__OBJECTIVE__.
Return the listing below unchanged, minus its pictures.

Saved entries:

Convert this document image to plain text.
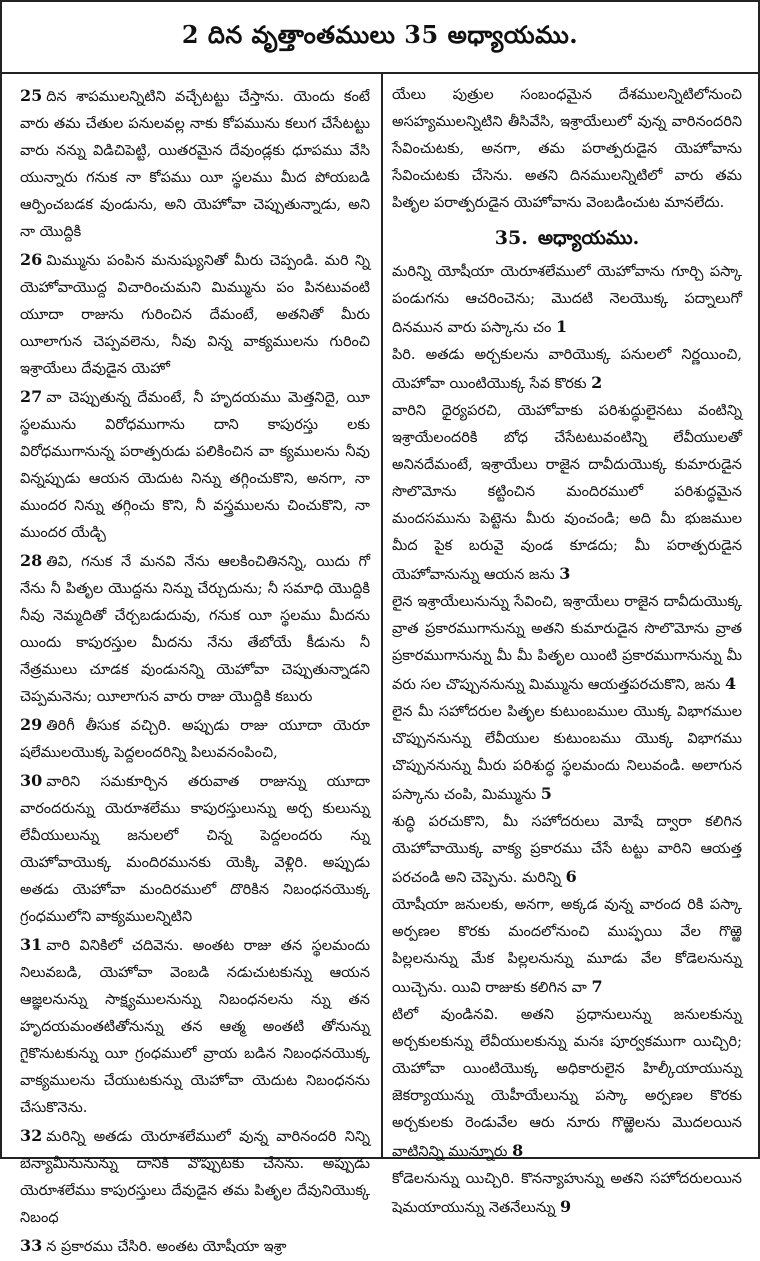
2 దిన వృత్తాంతములు 35 అధ్యాయము.

25 దిన శాపములన్నిటిని వచ్చేటట్టు చేస్తాను. యెందు కంటే వారు తమ చేతుల పనులవల్ల నాకు కోపమును కలుగ చేసేటట్టు వారు నన్ను విడిచిపెట్టి, యితరమైన దేవుండ్లకు ధూపము వేసి యున్నారు గనుక నా కోపము యీ స్థలము మీద పోయబడి ఆర్పించబడక వుండును, అని యెహోవా చెప్పుతున్నాడు, అని నా యొద్దికి

26 మిమ్మును పంపిన మనుష్యునితో మీరు చెప్పండి. మరి న్ని యెహోవాయొద్ద విచారించుమని మిమ్మును పం పినటువంటి యూదా రాజును గురించిన దేమంటే, అతనితో మీరు యీలాగున చెప్పవలెను, నీవు విన్న వాక్యములను గురించి ఇశ్రాయేలు దేవుడైన యెహో

27 వా చెప్పుతున్న దేమంటే, నీ హృదయము మెత్తనిదై, యీ స్థలమును విరోధముగాను దాని కాపురస్తు లకు విరోధముగానున్న పరాత్పరుడు పలికించిన వా క్యములను నీవు విన్నప్పుడు ఆయన యెదుట నిన్ను తగ్గించుకొని, అనగా, నా ముందర నిన్ను తగ్గించు కొని, నీ వస్త్రములను చించుకొని, నా ముందర యేడ్చి

28 తివి, గనుక నే మనవి నేను ఆలకించితినన్ని, యిదు గో నేను నీ పితృల యొద్దను నిన్ను చేర్చుదును; నీ సమాధి యొద్దికి నీవు నెమ్మదితో చేర్చబడుదువు, గనుక యీ స్థలము మీదను యిందు కాపురస్తుల మీదను నేను తేబోయే కీడును నీ నేత్రములు చూడక వుండునన్ని యెహోవా చెప్పుతున్నాడని చెప్పమనెను; యీలాగున వారు రాజు యొద్దికి కబురు

29 తిరిగీ తీసుక వచ్చిరి. అప్పుడు రాజు యూదా యెరూ షలేములయొక్క పెద్దలందరిన్ని పిలువనంపించి,

30 వారిని సమకూర్చిన తరువాత రాజున్ను యూదా వారందరున్ను యెరూశలేము కాపురస్తులున్ను అర్చ కులున్ను లేవీయులున్ను జనులలో చిన్న పెద్దలందరు న్ను యెహోవాయొక్క మందిరమునకు యెక్కి వెళ్లిరి. అప్పుడు అతడు యెహోవా మందిరములో దొరికిన నిబంధనయొక్క గ్రంధములోని వాక్యములన్నిటిని

31 వారి వినికిలో చదివెను. అంతట రాజు తన స్థలమందు నిలువబడి, యెహోవా వెంబడి నడుచుటకున్ను ఆయన ఆజ్ఞలనున్ను సాక్ష్యములనున్ను నిబంధనలను న్ను తన హృదయమంతటితోనున్ను తన ఆత్మ అంతటి తోనున్ను గైకొనుటకున్ను యీ గ్రంధములో వ్రాయ బడిన నిబంధనయొక్క వాక్యములను చేయుటకున్ను యెహోవా యెదుట నిబంధనను చేసుకొనెను.

32 మరిన్ని అతడు యెరూశలేములో వున్న వారినందరి నిన్ని బెన్యామీనునున్ను దానికి వొప్పుటకు చేసెను. అప్పుడు యెరూశలేము కాపురస్తులు దేవుడైన తమ పితృల దేవునియొక్క నిబంధ

33 న ప్రకారము చేసిరి. అంతట యోషీయా ఇశ్రా

యేలు పుత్రుల సంబంధమైన దేశములన్నిటిలోనుంచి అసహ్యములన్నిటిని తీసివేసి, ఇశ్రాయేలులో వున్న వారినందరిని సేవించుటకు, అనగా, తమ పరాత్పరుడైన యెహోవాను సేవించుటకు చేసెను. అతని దినములన్నిటిలో వారు తమ పితృల పరాత్పరుడైన యెహోవాను వెంబడించుట మానలేదు.

35. అధ్యాయము.

మరిన్ని యోషీయా యెరూశలేములో యెహోవాను గూర్చి పస్కా పండుగను ఆచరించెను; మొదటి నెలయొక్క పద్నాలుగో దినమున వారు పస్కాను చం 1

పిరి. అతడు అర్చకులను వారియొక్క పనులలో నిర్ణయించి, యెహోవా యింటియొక్క సేవ కొరకు 2

వారిని ధైర్యపరచి, యెహోవాకు పరిశుద్ధులైనటు వంటిన్ని ఇశ్రాయేలందరికి బోధ చేసేటటువంటిన్ని లేవీయులతో అనినదేమంటే, ఇశ్రాయేలు రాజైన దావీదుయొక్క కుమారుడైన సొలొమోను కట్టించిన మందిరములో పరిశుద్ధమైన మందసమును పెట్టెను మీరు వుంచండి; అది మీ భుజముల మీద పైక బరువై వుండ కూడదు; మీ పరాత్పరుడైన యెహోవానున్ను ఆయన జను 3

లైన ఇశ్రాయేలునున్ను సేవించి, ఇశ్రాయేలు రాజైన దావీదుయొక్క వ్రాత ప్రకారముగానున్ను అతని కుమారుడైన సొలొమోను వ్రాత ప్రకారముగానున్ను మీ మీ పితృల యింటి ప్రకారముగానున్ను మీ వరు సల చొప్పుననున్ను మిమ్మును ఆయత్తపరచుకొని, జను 4

లైన మీ సహోదరుల పితృల కుటుంబముల యొక్క విభాగముల చొప్పుననున్ను లేవీయుల కుటుంబము యొక్క విభాగము చొప్పుననున్ను మీరు పరిశుద్ధ స్థలమందు నిలువండి. అలాగున పస్కాను చంపి, మిమ్మును 5

శుద్ధి పరచుకొని, మీ సహోదరులు మోషే ద్వారా కలిగిన యెహోవాయొక్క వాక్య ప్రకారము చేసే టట్టు వారిని ఆయత్త పరచండి అని చెప్పెను. మరిన్ని 6

యోషీయా జనులకు, అనగా, అక్కడ వున్న వారంద రికి పస్కా అర్పణల కొరకు మందలోనుంచి ముప్ఫయి వేల గొఱ్ఱె పిల్లలనున్ను మేక పిల్లలనున్ను మూడు వేల కోడెలనున్ను యిచ్చెను. యివి రాజుకు కలిగిన వా 7

టిలో వుండినవి. అతని ప్రధానులున్ను జనులకున్ను అర్చకులకున్ను లేవీయులకున్ను మనః పూర్వకముగా యిచ్చిరి; యెహోవా యింటియొక్క అధికారులైన హిల్కీయాయున్ను జెకర్యాయున్ను యెహీయేలున్ను పస్కా అర్పణల కొరకు అర్చకులకు రెండువేల ఆరు నూరు గొఱ్ఱెలను మొదలయిన వాటినిన్ని మున్నూరు 8

కోడెలనున్ను యిచ్చిరి. కొనన్యాహున్ను అతని సహోదరులయిన షెమయాయున్ను నెతనేలున్ను 9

__CORRECT RESPONSE__.
Convert this document image to plain text.
2 దిన వృత్తాంతములు 35 అధ్యాయము.

25 దిన శాపములన్నిటిని వచ్చేటట్టు చేస్తాను. యెందు కంటే వారు తమ చేతుల పనులవల్ల నాకు కోపమును కలుగ చేసేటట్టు వారు నన్ను విడిచిపెట్టి, యితరమైన దేవుండ్లకు ధూపము వేసి యున్నారు గనుక నా కోపము యీ స్థలము మీద పోయబడి ఆర్పించబడక వుండును, అని యెహోవా చెప్పుతున్నాడు, అని నా యొద్దికి

26 మిమ్మును పంపిన మనుష్యునితో మీరు చెప్పండి. మరి న్ని యెహోవాయొద్ద విచారించుమని మిమ్మును పం పినటువంటి యూదా రాజును గురించిన దేమంటే, అతనితో మీరు యీలాగున చెప్పవలెను, నీవు విన్న వాక్యములను గురించి ఇశ్రాయేలు దేవుడైన యెహో

27 వా చెప్పుతున్న దేమంటే, నీ హృదయము మెత్తనిదై, యీ స్థలమును విరోధముగాను దాని కాపురస్తు లకు విరోధముగానున్న పరాత్పరుడు పలికించిన వా క్యములను నీవు విన్నప్పుడు ఆయన యెదుట నిన్ను తగ్గించుకొని, అనగా, నా ముందర నిన్ను తగ్గించు కొని, నీ వస్త్రములను చించుకొని, నా ముందర యేడ్చి

28 తివి, గనుక నే మనవి నేను ఆలకించితినన్ని, యిదు గో నేను నీ పితృల యొద్దను నిన్ను చేర్చుదును; నీ సమాధి యొద్దికి నీవు నెమ్మదితో చేర్చబడుదువు, గనుక యీ స్థలము మీదను యిందు కాపురస్తుల మీదను నేను తేబోయే కీడును నీ నేత్రములు చూడక వుండునన్ని యెహోవా చెప్పుతున్నాడని చెప్పమనెను; యీలాగున వారు రాజు యొద్దికి కబురు

29 తిరిగీ తీసుక వచ్చిరి. అప్పుడు రాజు యూదా యెరూ షలేములయొక్క పెద్దలందరిన్ని పిలువనంపించి,

30 వారిని సమకూర్చిన తరువాత రాజున్ను యూదా వారందరున్ను యెరూశలేము కాపురస్తులున్ను అర్చ కులున్ను లేవీయులున్ను జనులలో చిన్న పెద్దలందరు న్ను యెహోవాయొక్క మందిరమునకు యెక్కి వెళ్లిరి. అప్పుడు అతడు యెహోవా మందిరములో దొరికిన నిబంధనయొక్క గ్రంధములోని వాక్యములన్నిటిని

31 వారి వినికిలో చదివెను. అంతట రాజు తన స్థలమందు నిలువబడి, యెహోవా వెంబడి నడుచుటకున్ను ఆయన ఆజ్ఞలనున్ను సాక్ష్యములనున్ను నిబంధనలను న్ను తన హృదయమంతటితోనున్ను తన ఆత్మ అంతటి తోనున్ను గైకొనుటకున్ను యీ గ్రంధములో వ్రాయ బడిన నిబంధనయొక్క వాక్యములను చేయుటకున్ను యెహోవా యెదుట నిబంధనను చేసుకొనెను.

32 మరిన్ని అతడు యెరూశలేములో వున్న వారినందరి నిన్ని బెన్యామీనునున్ను దానికి వొప్పుటకు చేసెను. అప్పుడు యెరూశలేము కాపురస్తులు దేవుడైన తమ పితృల దేవునియొక్క నిబంధ

33 న ప్రకారము చేసిరి. అంతట యోషీయా ఇశ్రా

యేలు పుత్రుల సంబంధమైన దేశములన్నిటిలోనుంచి అసహ్యములన్నిటిని తీసివేసి, ఇశ్రాయేలులో వున్న వారినందరిని సేవించుటకు, అనగా, తమ పరాత్పరుడైన యెహోవాను సేవించుటకు చేసెను. అతని దినములన్నిటిలో వారు తమ పితృల పరాత్పరుడైన యెహోవాను వెంబడించుట మానలేదు.

35. అధ్యాయము.

మరిన్ని యోషీయా యెరూశలేములో యెహోవాను గూర్చి పస్కా పండుగను ఆచరించెను; మొదటి నెలయొక్క పద్నాలుగో దినమున వారు పస్కాను చం 1

పిరి. అతడు అర్చకులను వారియొక్క పనులలో నిర్ణయించి, యెహోవా యింటియొక్క సేవ కొరకు 2

వారిని ధైర్యపరచి, యెహోవాకు పరిశుద్ధులైనటు వంటిన్ని ఇశ్రాయేలందరికి బోధ చేసేటటువంటిన్ని లేవీయులతో అనినదేమంటే, ఇశ్రాయేలు రాజైన దావీదుయొక్క కుమారుడైన సొలొమోను కట్టించిన మందిరములో పరిశుద్ధమైన మందసమును పెట్టెను మీరు వుంచండి; అది మీ భుజముల మీద పైక బరువై వుండ కూడదు; మీ పరాత్పరుడైన యెహోవానున్ను ఆయన జను 3

లైన ఇశ్రాయేలునున్ను సేవించి, ఇశ్రాయేలు రాజైన దావీదుయొక్క వ్రాత ప్రకారముగానున్ను అతని కుమారుడైన సొలొమోను వ్రాత ప్రకారముగానున్ను మీ మీ పితృల యింటి ప్రకారముగానున్ను మీ వరు సల చొప్పుననున్ను మిమ్మును ఆయత్తపరచుకొని, జను 4

లైన మీ సహోదరుల పితృల కుటుంబముల యొక్క విభాగముల చొప్పుననున్ను లేవీయుల కుటుంబము యొక్క విభాగము చొప్పుననున్ను మీరు పరిశుద్ధ స్థలమందు నిలువండి. అలాగున పస్కాను చంపి, మిమ్మును 5

శుద్ధి పరచుకొని, మీ సహోదరులు మోషే ద్వారా కలిగిన యెహోవాయొక్క వాక్య ప్రకారము చేసే టట్టు వారిని ఆయత్త పరచండి అని చెప్పెను. మరిన్ని 6

యోషీయా జనులకు, అనగా, అక్కడ వున్న వారంద రికి పస్కా అర్పణల కొరకు మందలోనుంచి ముప్ఫయి వేల గొఱ్ఱె పిల్లలనున్ను మేక పిల్లలనున్ను మూడు వేల కోడెలనున్ను యిచ్చెను. యివి రాజుకు కలిగిన వా 7

టిలో వుండినవి. అతని ప్రధానులున్ను జనులకున్ను అర్చకులకున్ను లేవీయులకున్ను మనః పూర్వకముగా యిచ్చిరి; యెహోవా యింటియొక్క అధికారులైన హిల్కీయాయున్ను జెకర్యాయున్ను యెహీయేలున్ను పస్కా అర్పణల కొరకు అర్చకులకు రెండువేల ఆరు నూరు గొఱ్ఱెలను మొదలయిన వాటినిన్ని మున్నూరు 8

కోడెలనున్ను యిచ్చిరి. కొనన్యాహున్ను అతని సహోదరులయిన షెమయాయున్ను నెతనేలున్ను 9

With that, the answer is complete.